■ Figure data in JSON

|---|

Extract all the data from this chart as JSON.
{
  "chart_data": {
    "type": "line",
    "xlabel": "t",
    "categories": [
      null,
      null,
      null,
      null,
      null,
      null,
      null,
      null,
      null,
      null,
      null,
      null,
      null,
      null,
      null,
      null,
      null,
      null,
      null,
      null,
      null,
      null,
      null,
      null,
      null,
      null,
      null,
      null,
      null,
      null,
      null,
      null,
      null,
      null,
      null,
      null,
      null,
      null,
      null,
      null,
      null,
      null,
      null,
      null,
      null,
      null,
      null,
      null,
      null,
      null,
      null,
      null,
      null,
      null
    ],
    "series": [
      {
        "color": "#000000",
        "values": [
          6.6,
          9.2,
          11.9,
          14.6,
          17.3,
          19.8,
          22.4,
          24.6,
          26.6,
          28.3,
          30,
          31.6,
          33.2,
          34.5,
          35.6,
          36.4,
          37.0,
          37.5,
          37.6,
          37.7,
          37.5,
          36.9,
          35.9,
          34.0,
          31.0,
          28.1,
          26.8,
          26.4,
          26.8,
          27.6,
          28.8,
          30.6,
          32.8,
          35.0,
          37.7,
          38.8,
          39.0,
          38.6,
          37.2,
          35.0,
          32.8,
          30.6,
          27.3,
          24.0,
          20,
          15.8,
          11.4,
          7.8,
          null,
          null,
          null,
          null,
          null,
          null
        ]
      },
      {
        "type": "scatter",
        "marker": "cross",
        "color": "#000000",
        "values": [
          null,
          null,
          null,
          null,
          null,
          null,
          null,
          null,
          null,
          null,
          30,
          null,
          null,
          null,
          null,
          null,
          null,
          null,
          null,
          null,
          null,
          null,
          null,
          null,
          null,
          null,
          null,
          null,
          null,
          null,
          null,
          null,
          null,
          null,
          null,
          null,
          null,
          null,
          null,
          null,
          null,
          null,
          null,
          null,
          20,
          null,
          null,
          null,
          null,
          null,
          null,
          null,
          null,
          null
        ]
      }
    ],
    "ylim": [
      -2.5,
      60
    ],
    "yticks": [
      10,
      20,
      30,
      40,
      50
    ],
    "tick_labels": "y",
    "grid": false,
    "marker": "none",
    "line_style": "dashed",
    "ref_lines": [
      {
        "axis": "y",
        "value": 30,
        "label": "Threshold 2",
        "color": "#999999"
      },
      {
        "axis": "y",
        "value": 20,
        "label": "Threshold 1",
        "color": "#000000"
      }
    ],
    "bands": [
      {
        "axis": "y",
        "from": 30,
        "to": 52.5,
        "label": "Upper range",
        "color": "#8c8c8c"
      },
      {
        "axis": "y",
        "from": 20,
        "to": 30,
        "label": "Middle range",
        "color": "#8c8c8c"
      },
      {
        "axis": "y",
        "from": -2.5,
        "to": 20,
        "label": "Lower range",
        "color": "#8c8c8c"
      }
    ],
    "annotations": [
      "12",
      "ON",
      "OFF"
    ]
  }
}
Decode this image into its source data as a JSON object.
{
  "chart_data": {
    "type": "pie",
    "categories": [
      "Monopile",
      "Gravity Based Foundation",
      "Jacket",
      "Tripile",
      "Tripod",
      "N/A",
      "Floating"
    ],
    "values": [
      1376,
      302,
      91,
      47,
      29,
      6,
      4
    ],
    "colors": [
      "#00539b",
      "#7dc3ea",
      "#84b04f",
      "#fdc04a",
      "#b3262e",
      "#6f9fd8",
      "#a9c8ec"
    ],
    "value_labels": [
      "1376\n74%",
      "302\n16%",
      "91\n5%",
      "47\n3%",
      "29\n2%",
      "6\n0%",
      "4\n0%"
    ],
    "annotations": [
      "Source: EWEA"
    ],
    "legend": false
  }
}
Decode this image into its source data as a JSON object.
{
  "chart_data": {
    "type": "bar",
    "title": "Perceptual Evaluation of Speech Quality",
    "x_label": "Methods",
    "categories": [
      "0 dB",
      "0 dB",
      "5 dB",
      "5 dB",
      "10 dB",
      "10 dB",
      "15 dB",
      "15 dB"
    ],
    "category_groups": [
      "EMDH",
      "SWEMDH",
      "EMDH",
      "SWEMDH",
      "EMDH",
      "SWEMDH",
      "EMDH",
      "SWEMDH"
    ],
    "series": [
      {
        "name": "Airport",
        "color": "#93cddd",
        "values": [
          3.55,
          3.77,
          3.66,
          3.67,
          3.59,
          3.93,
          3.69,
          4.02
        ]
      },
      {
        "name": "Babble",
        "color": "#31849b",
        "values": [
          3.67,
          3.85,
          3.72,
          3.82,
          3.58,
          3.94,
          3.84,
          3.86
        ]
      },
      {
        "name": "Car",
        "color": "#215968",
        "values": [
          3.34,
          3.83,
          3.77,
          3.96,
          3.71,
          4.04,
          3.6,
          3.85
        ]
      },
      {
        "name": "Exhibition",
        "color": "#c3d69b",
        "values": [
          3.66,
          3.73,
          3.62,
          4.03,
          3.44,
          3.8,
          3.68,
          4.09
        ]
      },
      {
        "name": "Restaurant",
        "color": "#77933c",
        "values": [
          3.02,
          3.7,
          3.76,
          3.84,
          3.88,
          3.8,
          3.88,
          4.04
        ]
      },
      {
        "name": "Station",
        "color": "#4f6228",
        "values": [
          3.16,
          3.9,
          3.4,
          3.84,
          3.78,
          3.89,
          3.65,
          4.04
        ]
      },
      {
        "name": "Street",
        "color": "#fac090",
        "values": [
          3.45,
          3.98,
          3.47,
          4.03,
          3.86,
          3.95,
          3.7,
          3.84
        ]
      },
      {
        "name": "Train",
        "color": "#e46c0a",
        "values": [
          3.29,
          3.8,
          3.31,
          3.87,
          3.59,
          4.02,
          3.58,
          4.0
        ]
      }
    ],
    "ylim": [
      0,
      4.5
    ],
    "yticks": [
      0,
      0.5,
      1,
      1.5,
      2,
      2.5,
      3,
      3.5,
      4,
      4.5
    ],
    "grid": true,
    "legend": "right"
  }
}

|---|

■ WHAT THIS TASK INVOLVES
Find the lines holding "type" and list every one.

■ ANSWER
    "type": "line",
        "type": "scatter",
    "type": "pie",
    "type": "bar",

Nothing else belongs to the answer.